Stored entries
⟨

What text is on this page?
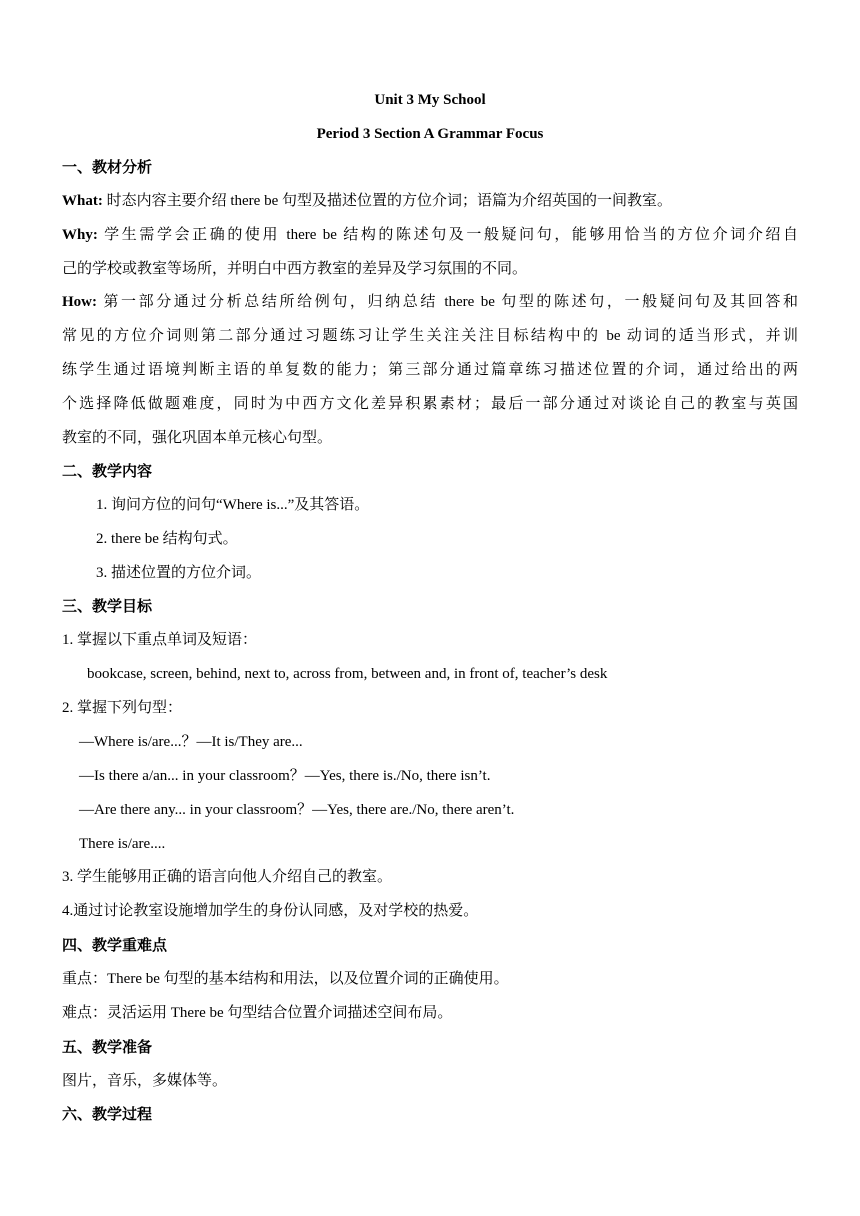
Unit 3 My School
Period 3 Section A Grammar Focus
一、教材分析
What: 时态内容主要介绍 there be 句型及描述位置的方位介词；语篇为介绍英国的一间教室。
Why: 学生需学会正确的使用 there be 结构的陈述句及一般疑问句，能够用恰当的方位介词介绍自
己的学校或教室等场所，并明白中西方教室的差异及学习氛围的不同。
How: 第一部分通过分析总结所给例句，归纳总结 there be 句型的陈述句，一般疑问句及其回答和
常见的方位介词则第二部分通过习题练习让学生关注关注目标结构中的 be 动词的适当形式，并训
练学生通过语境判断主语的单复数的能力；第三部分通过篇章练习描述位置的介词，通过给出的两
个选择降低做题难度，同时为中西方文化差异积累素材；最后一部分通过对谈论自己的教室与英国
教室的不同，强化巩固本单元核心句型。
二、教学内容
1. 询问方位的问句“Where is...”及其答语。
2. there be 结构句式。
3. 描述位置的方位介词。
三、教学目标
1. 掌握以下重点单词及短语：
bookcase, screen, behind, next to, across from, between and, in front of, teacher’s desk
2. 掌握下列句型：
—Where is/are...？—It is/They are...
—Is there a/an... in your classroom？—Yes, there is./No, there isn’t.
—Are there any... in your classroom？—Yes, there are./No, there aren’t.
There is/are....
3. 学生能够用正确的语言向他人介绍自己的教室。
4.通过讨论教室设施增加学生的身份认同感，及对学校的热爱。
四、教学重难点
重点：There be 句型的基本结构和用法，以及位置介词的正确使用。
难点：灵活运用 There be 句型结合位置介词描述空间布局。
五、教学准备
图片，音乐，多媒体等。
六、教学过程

⟩
⟨

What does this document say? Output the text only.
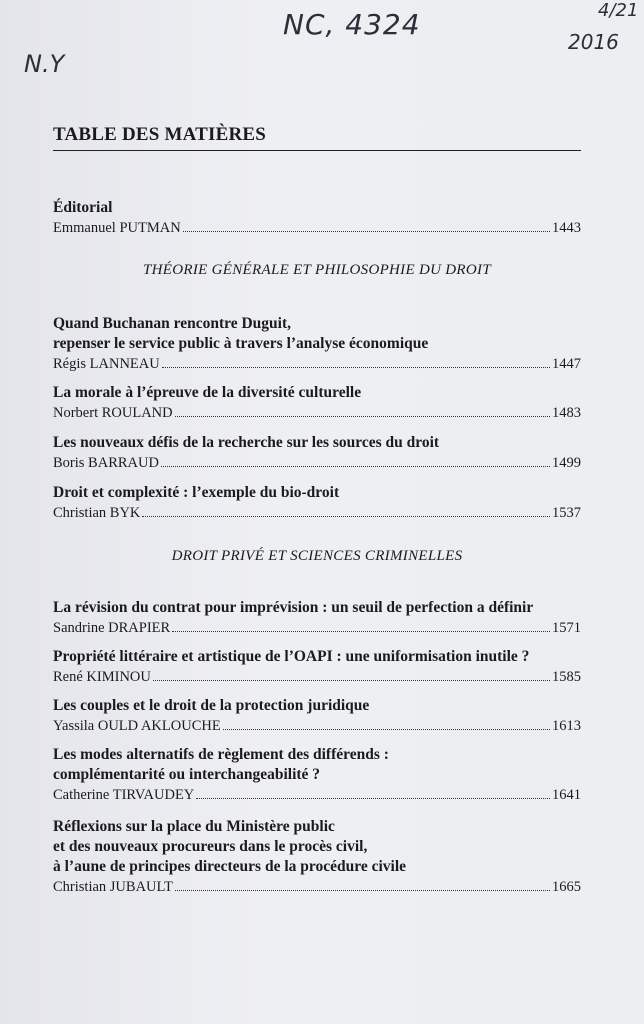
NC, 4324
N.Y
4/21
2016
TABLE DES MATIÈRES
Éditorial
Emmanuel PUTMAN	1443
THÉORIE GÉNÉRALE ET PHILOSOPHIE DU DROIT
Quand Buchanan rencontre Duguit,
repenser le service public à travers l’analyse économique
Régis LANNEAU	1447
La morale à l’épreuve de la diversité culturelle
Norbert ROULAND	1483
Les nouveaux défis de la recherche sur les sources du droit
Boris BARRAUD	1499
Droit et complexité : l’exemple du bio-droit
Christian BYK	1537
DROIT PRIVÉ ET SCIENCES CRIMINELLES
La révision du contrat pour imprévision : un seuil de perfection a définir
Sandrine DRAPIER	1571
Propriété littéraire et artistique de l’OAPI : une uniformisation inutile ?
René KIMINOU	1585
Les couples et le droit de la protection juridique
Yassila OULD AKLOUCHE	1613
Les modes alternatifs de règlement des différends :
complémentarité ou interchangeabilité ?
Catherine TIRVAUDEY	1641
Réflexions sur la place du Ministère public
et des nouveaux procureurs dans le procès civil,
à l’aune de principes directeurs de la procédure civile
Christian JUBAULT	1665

⟩

In the records above, find the lines containing "text" and copy them.

What text is on this page?
What does this document say? Output the text only.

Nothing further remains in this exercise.